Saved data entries
- - - -

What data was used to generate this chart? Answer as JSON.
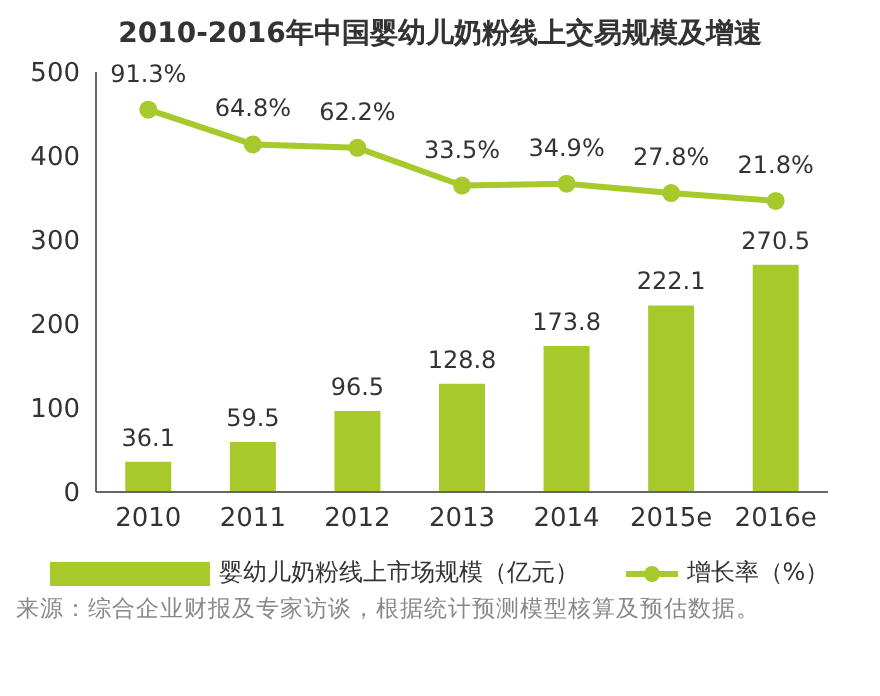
{
  "chart_data": {
    "type": "bar",
    "title": "2010-2016年中国婴幼儿奶粉线上交易规模及增速",
    "categories": [
      "2010",
      "2011",
      "2012",
      "2013",
      "2014",
      "2015e",
      "2016e"
    ],
    "series": [
      {
        "name": "婴幼儿奶粉线上市场规模（亿元）",
        "color": "#a7c92c",
        "values": [
          36.1,
          59.5,
          96.5,
          128.8,
          173.8,
          222.1,
          270.5
        ],
        "value_labels": [
          "36.1",
          "59.5",
          "96.5",
          "128.8",
          "173.8",
          "222.1",
          "270.5"
        ]
      },
      {
        "name": "增长率（%）",
        "type": "line",
        "axis": "y2",
        "color": "#a7c92c",
        "values": [
          91.3,
          64.8,
          62.2,
          33.5,
          34.9,
          27.8,
          21.8
        ],
        "value_labels": [
          "91.3%",
          "64.8%",
          "62.2%",
          "33.5%",
          "34.9%",
          "27.8%",
          "21.8%"
        ]
      }
    ],
    "ylim": [
      0,
      500
    ],
    "yticks": [
      0,
      100,
      200,
      300,
      400,
      500
    ],
    "y2lim": [
      -200,
      120
    ],
    "grid": false,
    "legend": "bottom",
    "marker": "circle",
    "annotations": [
      "来源：综合企业财报及专家访谈，根据统计预测模型核算及预估数据。"
    ]
  }
}
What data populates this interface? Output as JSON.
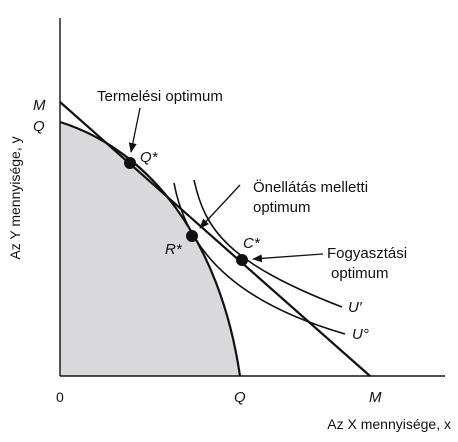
{
  "axes": {
    "y_label": "Az Y mennyisége, y",
    "x_label": "Az X mennyisége, x",
    "origin": "0",
    "x_tick_Q": "Q",
    "x_tick_M": "M",
    "y_tick_M": "M",
    "y_tick_Q": "Q"
  },
  "points": {
    "Q_star": "Q*",
    "R_star": "R*",
    "C_star": "C*"
  },
  "curves": {
    "U_prime": "U′",
    "U_zero": "U°"
  },
  "annotations": {
    "production_optimum": "Termelési optimum",
    "autarky_line1": "Önellátás melletti",
    "autarky_line2": "optimum",
    "consumption_line1": "Fogyasztási",
    "consumption_line2": "optimum"
  },
  "colors": {
    "feasible_area": "#d9d9dc",
    "ink": "#111111"
  }
}
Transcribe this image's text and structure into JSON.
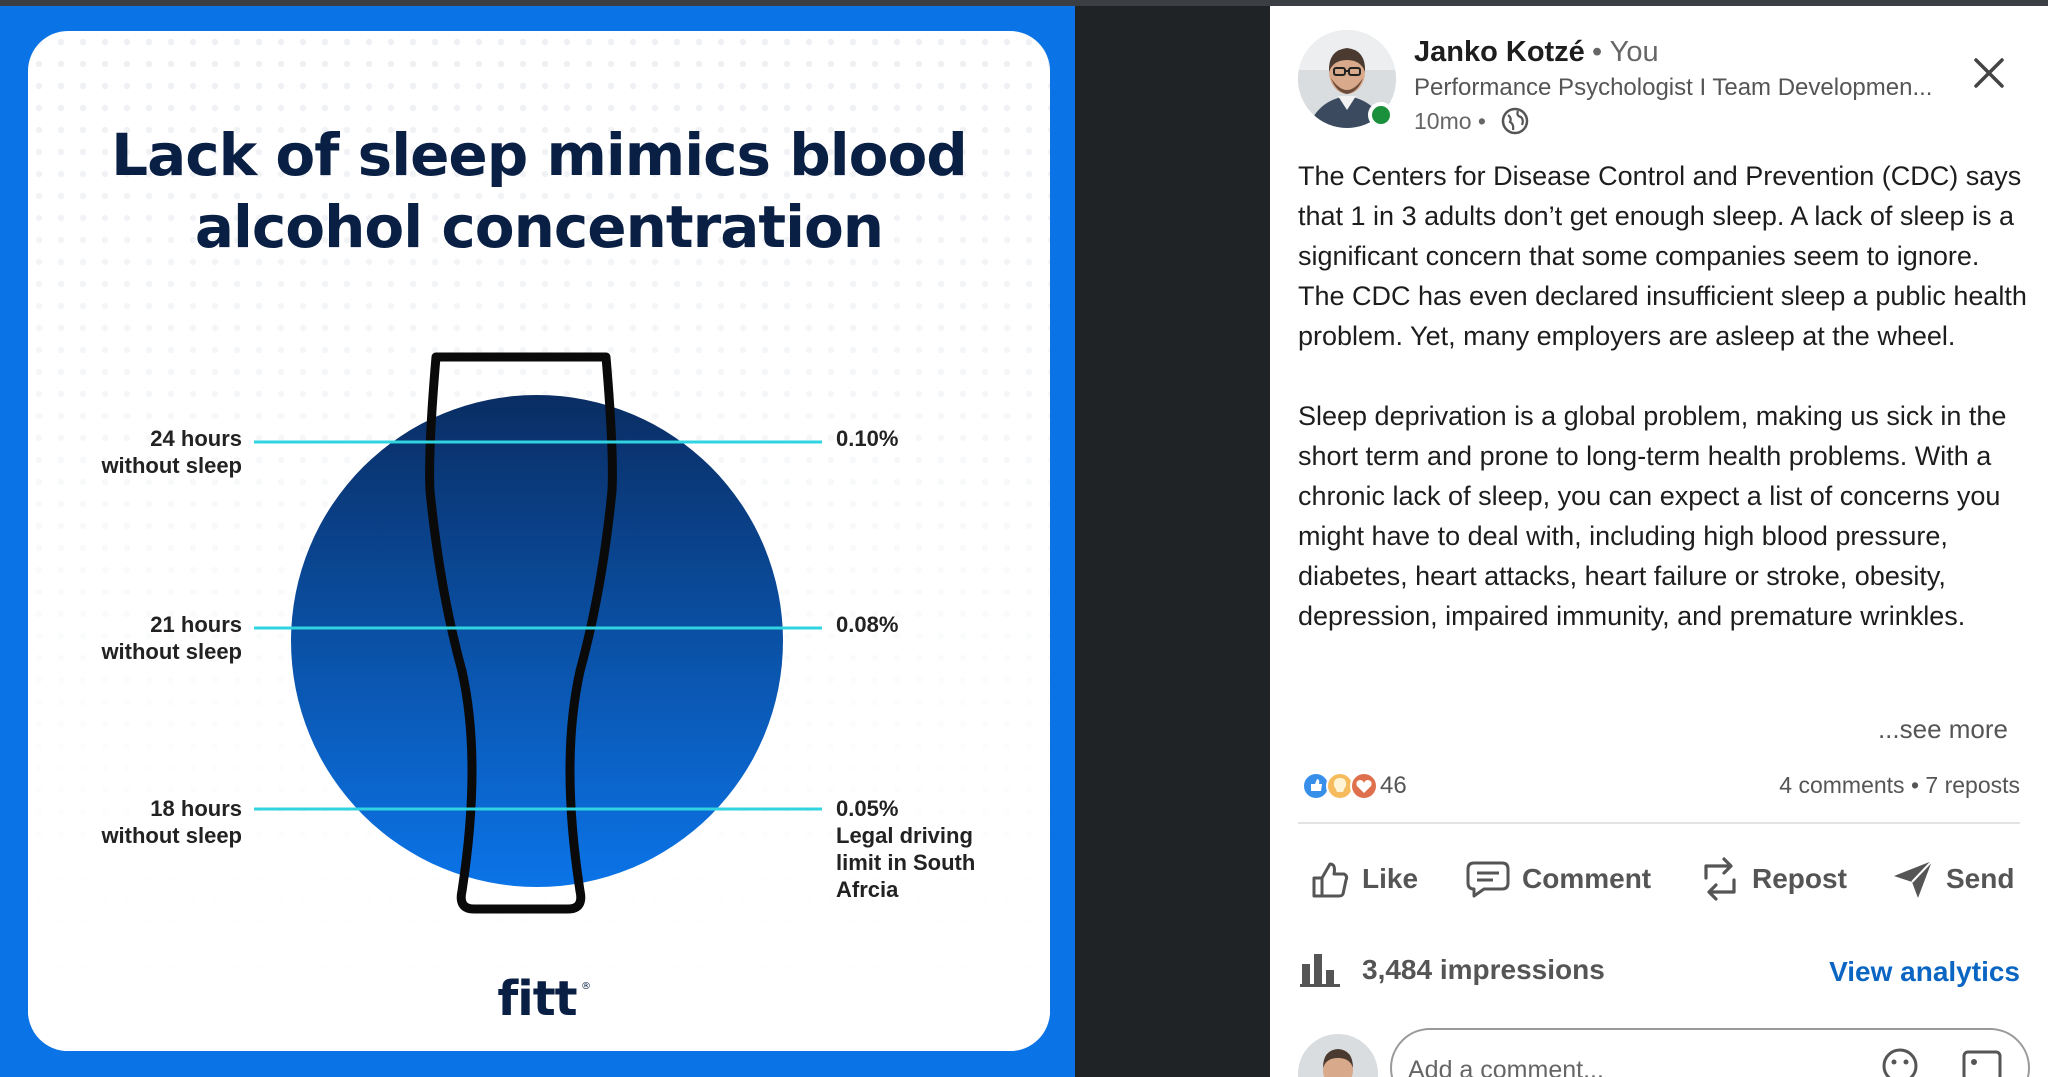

- - - -

Your instructions -> Quote verbatim every line starting at the line that contains "What data populates" and ending with the last line of the records; omit all pictures.

Exercise response ->
What data populates this interface? Output as JSON.
{
  "axes": {
    "y_label": "Az Y mennyisége, y",
    "x_label": "Az X mennyisége, x",
    "origin": "0",
    "x_tick_Q": "Q",
    "x_tick_M": "M",
    "y_tick_M": "M",
    "y_tick_Q": "Q"
  },
  "points": {
    "Q_star": "Q*",
    "R_star": "R*",
    "C_star": "C*"
  },
  "curves": {
    "U_prime": "U′",
    "U_zero": "U°"
  },
  "annotations": {
    "production_optimum": "Termelési optimum",
    "autarky_line1": "Önellátás melletti",
    "autarky_line2": "optimum",
    "consumption_line1": "Fogyasztási",
    "consumption_line2": "optimum"
  },
  "colors": {
    "feasible_area": "#d9d9dc",
    "ink": "#111111"
  }
}
Transcribe this image's text and structure into JSON.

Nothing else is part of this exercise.